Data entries
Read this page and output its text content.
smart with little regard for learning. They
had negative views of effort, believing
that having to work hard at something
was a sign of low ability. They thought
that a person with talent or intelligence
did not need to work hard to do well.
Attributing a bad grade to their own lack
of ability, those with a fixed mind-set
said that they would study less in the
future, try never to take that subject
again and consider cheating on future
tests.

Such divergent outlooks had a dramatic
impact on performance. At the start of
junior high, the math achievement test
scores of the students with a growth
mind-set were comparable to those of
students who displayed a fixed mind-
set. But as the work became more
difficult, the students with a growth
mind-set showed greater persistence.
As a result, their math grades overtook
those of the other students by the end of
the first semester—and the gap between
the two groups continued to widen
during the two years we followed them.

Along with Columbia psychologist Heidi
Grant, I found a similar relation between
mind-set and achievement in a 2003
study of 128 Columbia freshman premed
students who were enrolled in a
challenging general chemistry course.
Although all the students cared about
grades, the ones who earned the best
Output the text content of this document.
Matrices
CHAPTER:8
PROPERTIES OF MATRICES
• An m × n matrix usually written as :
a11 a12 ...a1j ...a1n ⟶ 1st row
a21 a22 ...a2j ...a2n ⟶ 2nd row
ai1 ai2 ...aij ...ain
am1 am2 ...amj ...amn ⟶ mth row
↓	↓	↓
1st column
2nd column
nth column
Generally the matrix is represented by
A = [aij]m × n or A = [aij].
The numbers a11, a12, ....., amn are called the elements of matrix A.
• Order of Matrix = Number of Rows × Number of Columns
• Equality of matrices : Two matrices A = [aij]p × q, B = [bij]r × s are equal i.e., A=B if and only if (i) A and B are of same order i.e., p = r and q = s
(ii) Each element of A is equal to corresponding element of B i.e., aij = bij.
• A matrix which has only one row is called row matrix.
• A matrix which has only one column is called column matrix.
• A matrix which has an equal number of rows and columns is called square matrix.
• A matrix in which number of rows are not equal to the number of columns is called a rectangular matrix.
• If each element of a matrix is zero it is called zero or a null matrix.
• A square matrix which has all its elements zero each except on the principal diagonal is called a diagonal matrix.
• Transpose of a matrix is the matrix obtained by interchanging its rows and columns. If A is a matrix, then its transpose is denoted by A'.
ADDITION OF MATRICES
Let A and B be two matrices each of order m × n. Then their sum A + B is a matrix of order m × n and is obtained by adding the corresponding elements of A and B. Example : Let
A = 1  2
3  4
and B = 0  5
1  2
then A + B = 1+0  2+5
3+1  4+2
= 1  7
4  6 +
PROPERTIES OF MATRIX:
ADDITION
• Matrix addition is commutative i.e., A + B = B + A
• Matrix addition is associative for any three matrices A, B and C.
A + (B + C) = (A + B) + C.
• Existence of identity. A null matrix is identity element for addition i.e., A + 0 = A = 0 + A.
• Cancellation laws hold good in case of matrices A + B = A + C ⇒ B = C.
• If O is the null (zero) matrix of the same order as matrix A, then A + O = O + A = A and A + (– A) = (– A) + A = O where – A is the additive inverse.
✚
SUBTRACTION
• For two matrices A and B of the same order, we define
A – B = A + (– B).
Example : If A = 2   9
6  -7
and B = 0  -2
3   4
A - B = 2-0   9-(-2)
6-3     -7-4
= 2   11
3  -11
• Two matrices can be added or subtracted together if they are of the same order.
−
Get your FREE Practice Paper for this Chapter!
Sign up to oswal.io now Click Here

◆ **Exercise directions**:
Every line of the material must be returned exactly as it appears.

◆ **Solved problem**:
Read this page and output its text content.
smart with little regard for learning. They
had negative views of effort, believing
that having to work hard at something
was a sign of low ability. They thought
that a person with talent or intelligence
did not need to work hard to do well.
Attributing a bad grade to their own lack
of ability, those with a fixed mind-set
said that they would study less in the
future, try never to take that subject
again and consider cheating on future
tests.

Such divergent outlooks had a dramatic
impact on performance. At the start of
junior high, the math achievement test
scores of the students with a growth
mind-set were comparable to those of
students who displayed a fixed mind-
set. But as the work became more
difficult, the students with a growth
mind-set showed greater persistence.
As a result, their math grades overtook
those of the other students by the end of
the first semester—and the gap between
the two groups continued to widen
during the two years we followed them.

Along with Columbia psychologist Heidi
Grant, I found a similar relation between
mind-set and achievement in a 2003
study of 128 Columbia freshman premed
students who were enrolled in a
challenging general chemistry course.
Although all the students cared about
grades, the ones who earned the best
Output the text content of this document.
Matrices
CHAPTER:8
PROPERTIES OF MATRICES
• An m × n matrix usually written as :
a11 a12 ...a1j ...a1n ⟶ 1st row
a21 a22 ...a2j ...a2n ⟶ 2nd row
ai1 ai2 ...aij ...ain
am1 am2 ...amj ...amn ⟶ mth row
↓	↓	↓
1st column
2nd column
nth column
Generally the matrix is represented by
A = [aij]m × n or A = [aij].
The numbers a11, a12, ....., amn are called the elements of matrix A.
• Order of Matrix = Number of Rows × Number of Columns
• Equality of matrices : Two matrices A = [aij]p × q, B = [bij]r × s are equal i.e., A=B if and only if (i) A and B are of same order i.e., p = r and q = s
(ii) Each element of A is equal to corresponding element of B i.e., aij = bij.
• A matrix which has only one row is called row matrix.
• A matrix which has only one column is called column matrix.
• A matrix which has an equal number of rows and columns is called square matrix.
• A matrix in which number of rows are not equal to the number of columns is called a rectangular matrix.
• If each element of a matrix is zero it is called zero or a null matrix.
• A square matrix which has all its elements zero each except on the principal diagonal is called a diagonal matrix.
• Transpose of a matrix is the matrix obtained by interchanging its rows and columns. If A is a matrix, then its transpose is denoted by A'.
ADDITION OF MATRICES
Let A and B be two matrices each of order m × n. Then their sum A + B is a matrix of order m × n and is obtained by adding the corresponding elements of A and B. Example : Let
A = 1  2
3  4
and B = 0  5
1  2
then A + B = 1+0  2+5
3+1  4+2
= 1  7
4  6 +
PROPERTIES OF MATRIX:
ADDITION
• Matrix addition is commutative i.e., A + B = B + A
• Matrix addition is associative for any three matrices A, B and C.
A + (B + C) = (A + B) + C.
• Existence of identity. A null matrix is identity element for addition i.e., A + 0 = A = 0 + A.
• Cancellation laws hold good in case of matrices A + B = A + C ⇒ B = C.
• If O is the null (zero) matrix of the same order as matrix A, then A + O = O + A = A and A + (– A) = (– A) + A = O where – A is the additive inverse.
✚
SUBTRACTION
• For two matrices A and B of the same order, we define
A – B = A + (– B).
Example : If A = 2   9
6  -7
and B = 0  -2
3   4
A - B = 2-0   9-(-2)
6-3     -7-4
= 2   11
3  -11
• Two matrices can be added or subtracted together if they are of the same order.
−
Get your FREE Practice Paper for this Chapter!
Sign up to oswal.io now Click Here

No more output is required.